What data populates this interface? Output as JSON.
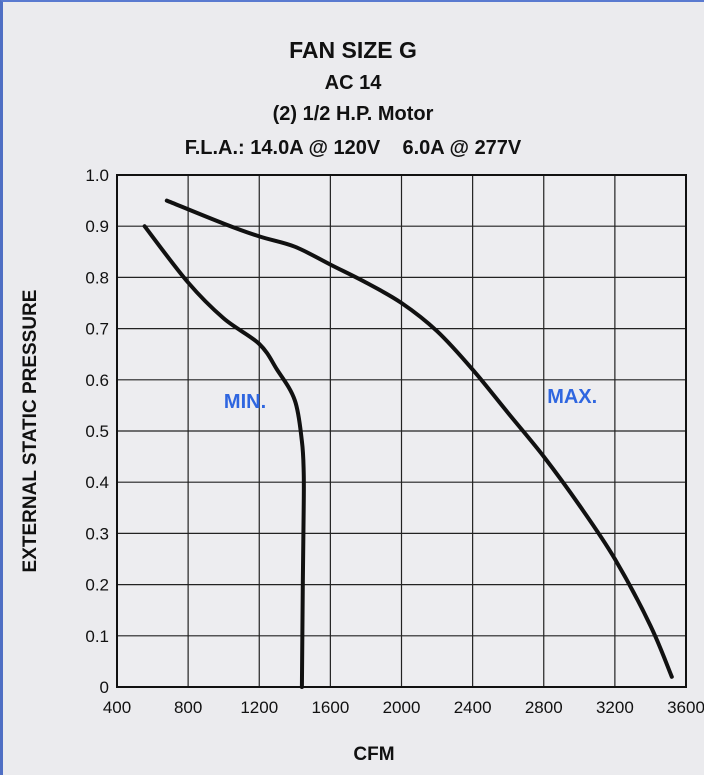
{
  "chart_data": {
    "type": "line",
    "title_lines": [
      "FAN SIZE G",
      "AC 14",
      "(2) 1/2 H.P. Motor",
      "F.L.A.: 14.0A @ 120V    6.0A @ 277V"
    ],
    "xlabel": "CFM",
    "ylabel": "EXTERNAL STATIC PRESSURE",
    "xlim": [
      400,
      3600
    ],
    "ylim": [
      0,
      1.0
    ],
    "x_ticks": [
      400,
      800,
      1200,
      1600,
      2000,
      2400,
      2800,
      3200,
      3600
    ],
    "y_ticks": [
      0,
      0.1,
      0.2,
      0.3,
      0.4,
      0.5,
      0.6,
      0.7,
      0.8,
      0.9,
      1.0
    ],
    "x_tick_labels": [
      "400",
      "800",
      "1200",
      "1600",
      "2000",
      "2400",
      "2800",
      "3200",
      "3600"
    ],
    "y_tick_labels": [
      "0",
      "0.1",
      "0.2",
      "0.3",
      "0.4",
      "0.5",
      "0.6",
      "0.7",
      "0.8",
      "0.9",
      "1.0"
    ],
    "grid": true,
    "series": [
      {
        "name": "MIN.",
        "label_color": "#2f66e0",
        "x": [
          555,
          800,
          1000,
          1200,
          1300,
          1400,
          1440,
          1450,
          1450,
          1445,
          1440
        ],
        "y": [
          0.9,
          0.79,
          0.72,
          0.67,
          0.62,
          0.56,
          0.48,
          0.42,
          0.35,
          0.2,
          0.0
        ]
      },
      {
        "name": "MAX.",
        "label_color": "#2f66e0",
        "x": [
          680,
          1000,
          1200,
          1400,
          1600,
          1800,
          2000,
          2200,
          2400,
          2600,
          2800,
          3000,
          3200,
          3400,
          3520
        ],
        "y": [
          0.95,
          0.905,
          0.88,
          0.86,
          0.825,
          0.79,
          0.75,
          0.695,
          0.62,
          0.535,
          0.45,
          0.355,
          0.25,
          0.12,
          0.02
        ]
      }
    ]
  }
}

====================

▶ **The request**
Write out each line of the data exactly; the images should be left out.

▶ **Task output**
What data populates this interface? Output as JSON.
{
  "chart_data": {
    "type": "line",
    "title_lines": [
      "FAN SIZE G",
      "AC 14",
      "(2) 1/2 H.P. Motor",
      "F.L.A.: 14.0A @ 120V    6.0A @ 277V"
    ],
    "xlabel": "CFM",
    "ylabel": "EXTERNAL STATIC PRESSURE",
    "xlim": [
      400,
      3600
    ],
    "ylim": [
      0,
      1.0
    ],
    "x_ticks": [
      400,
      800,
      1200,
      1600,
      2000,
      2400,
      2800,
      3200,
      3600
    ],
    "y_ticks": [
      0,
      0.1,
      0.2,
      0.3,
      0.4,
      0.5,
      0.6,
      0.7,
      0.8,
      0.9,
      1.0
    ],
    "x_tick_labels": [
      "400",
      "800",
      "1200",
      "1600",
      "2000",
      "2400",
      "2800",
      "3200",
      "3600"
    ],
    "y_tick_labels": [
      "0",
      "0.1",
      "0.2",
      "0.3",
      "0.4",
      "0.5",
      "0.6",
      "0.7",
      "0.8",
      "0.9",
      "1.0"
    ],
    "grid": true,
    "series": [
      {
        "name": "MIN.",
        "label_color": "#2f66e0",
        "x": [
          555,
          800,
          1000,
          1200,
          1300,
          1400,
          1440,
          1450,
          1450,
          1445,
          1440
        ],
        "y": [
          0.9,
          0.79,
          0.72,
          0.67,
          0.62,
          0.56,
          0.48,
          0.42,
          0.35,
          0.2,
          0.0
        ]
      },
      {
        "name": "MAX.",
        "label_color": "#2f66e0",
        "x": [
          680,
          1000,
          1200,
          1400,
          1600,
          1800,
          2000,
          2200,
          2400,
          2600,
          2800,
          3000,
          3200,
          3400,
          3520
        ],
        "y": [
          0.95,
          0.905,
          0.88,
          0.86,
          0.825,
          0.79,
          0.75,
          0.695,
          0.62,
          0.535,
          0.45,
          0.355,
          0.25,
          0.12,
          0.02
        ]
      }
    ]
  }
}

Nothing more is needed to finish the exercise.